• _The request_:
Below are records to repeat exactly. Omit the pictures from the copy.

═════ Listed records

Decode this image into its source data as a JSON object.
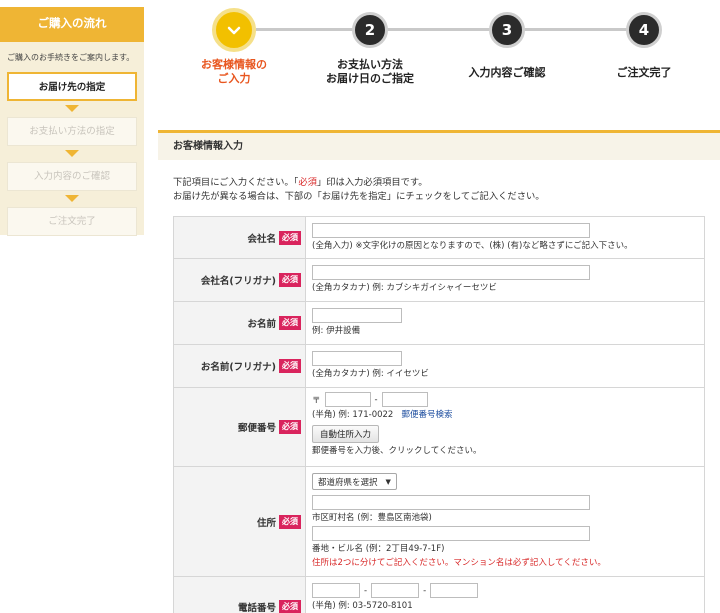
{
  "sidebar": {
    "title": "ご購入の流れ",
    "intro": "ご購入のお手続きをご案内します。",
    "steps": [
      "お届け先の指定",
      "お支払い方法の指定",
      "入力内容のご確認",
      "ご注文完了"
    ]
  },
  "progress": {
    "steps": [
      {
        "number": "",
        "line1": "お客様情報の",
        "line2": "ご入力"
      },
      {
        "number": "2",
        "line1": "お支払い方法",
        "line2": "お届け日のご指定"
      },
      {
        "number": "3",
        "line1": "入力内容ご確認",
        "line2": ""
      },
      {
        "number": "4",
        "line1": "ご注文完了",
        "line2": ""
      }
    ]
  },
  "section": {
    "title": "お客様情報入力",
    "intro_line1_a": "下記項目にご入力ください。「",
    "intro_line1_req": "必須",
    "intro_line1_b": "」印は入力必須項目です。",
    "intro_line2": "お届け先が異なる場合は、下部の「お届け先を指定」にチェックをしてご記入ください。"
  },
  "form": {
    "required": "必須",
    "company": {
      "label": "会社名",
      "note": "(全角入力) ※文字化けの原因となりますので、(株) (有)など略さずにご記入下さい。"
    },
    "company_kana": {
      "label": "会社名(フリガナ)",
      "note": "(全角カタカナ) 例: カブシキガイシャイーセツビ"
    },
    "name": {
      "label": "お名前",
      "note": "例: 伊井設備"
    },
    "name_kana": {
      "label": "お名前(フリガナ)",
      "note": "(全角カタカナ) 例: イイセツビ"
    },
    "zip": {
      "label": "郵便番号",
      "prefix": "〒",
      "dash": "-",
      "note": "(半角) 例: 171-0022",
      "search_link": "郵便番号検索",
      "auto_button": "自動住所入力",
      "auto_note": "郵便番号を入力後、クリックしてください。"
    },
    "address": {
      "label": "住所",
      "select_value": "都道府県を選択",
      "city_note": "市区町村名 (例：豊島区南池袋)",
      "street_note": "番地・ビル名 (例：2丁目49-7-1F)",
      "warning": "住所は2つに分けてご記入ください。マンション名は必ず記入してください。"
    },
    "phone": {
      "label": "電話番号",
      "dash": "-",
      "note": "(半角) 例: 03-5720-8101"
    }
  }
}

══════════

• _Full answer_:
Decode this image into its source data as a JSON object.
{
  "sidebar": {
    "title": "ご購入の流れ",
    "intro": "ご購入のお手続きをご案内します。",
    "steps": [
      "お届け先の指定",
      "お支払い方法の指定",
      "入力内容のご確認",
      "ご注文完了"
    ]
  },
  "progress": {
    "steps": [
      {
        "number": "",
        "line1": "お客様情報の",
        "line2": "ご入力"
      },
      {
        "number": "2",
        "line1": "お支払い方法",
        "line2": "お届け日のご指定"
      },
      {
        "number": "3",
        "line1": "入力内容ご確認",
        "line2": ""
      },
      {
        "number": "4",
        "line1": "ご注文完了",
        "line2": ""
      }
    ]
  },
  "section": {
    "title": "お客様情報入力",
    "intro_line1_a": "下記項目にご入力ください。「",
    "intro_line1_req": "必須",
    "intro_line1_b": "」印は入力必須項目です。",
    "intro_line2": "お届け先が異なる場合は、下部の「お届け先を指定」にチェックをしてご記入ください。"
  },
  "form": {
    "required": "必須",
    "company": {
      "label": "会社名",
      "note": "(全角入力) ※文字化けの原因となりますので、(株) (有)など略さずにご記入下さい。"
    },
    "company_kana": {
      "label": "会社名(フリガナ)",
      "note": "(全角カタカナ) 例: カブシキガイシャイーセツビ"
    },
    "name": {
      "label": "お名前",
      "note": "例: 伊井設備"
    },
    "name_kana": {
      "label": "お名前(フリガナ)",
      "note": "(全角カタカナ) 例: イイセツビ"
    },
    "zip": {
      "label": "郵便番号",
      "prefix": "〒",
      "dash": "-",
      "note": "(半角) 例: 171-0022",
      "search_link": "郵便番号検索",
      "auto_button": "自動住所入力",
      "auto_note": "郵便番号を入力後、クリックしてください。"
    },
    "address": {
      "label": "住所",
      "select_value": "都道府県を選択",
      "city_note": "市区町村名 (例：豊島区南池袋)",
      "street_note": "番地・ビル名 (例：2丁目49-7-1F)",
      "warning": "住所は2つに分けてご記入ください。マンション名は必ず記入してください。"
    },
    "phone": {
      "label": "電話番号",
      "dash": "-",
      "note": "(半角) 例: 03-5720-8101"
    }
  }
}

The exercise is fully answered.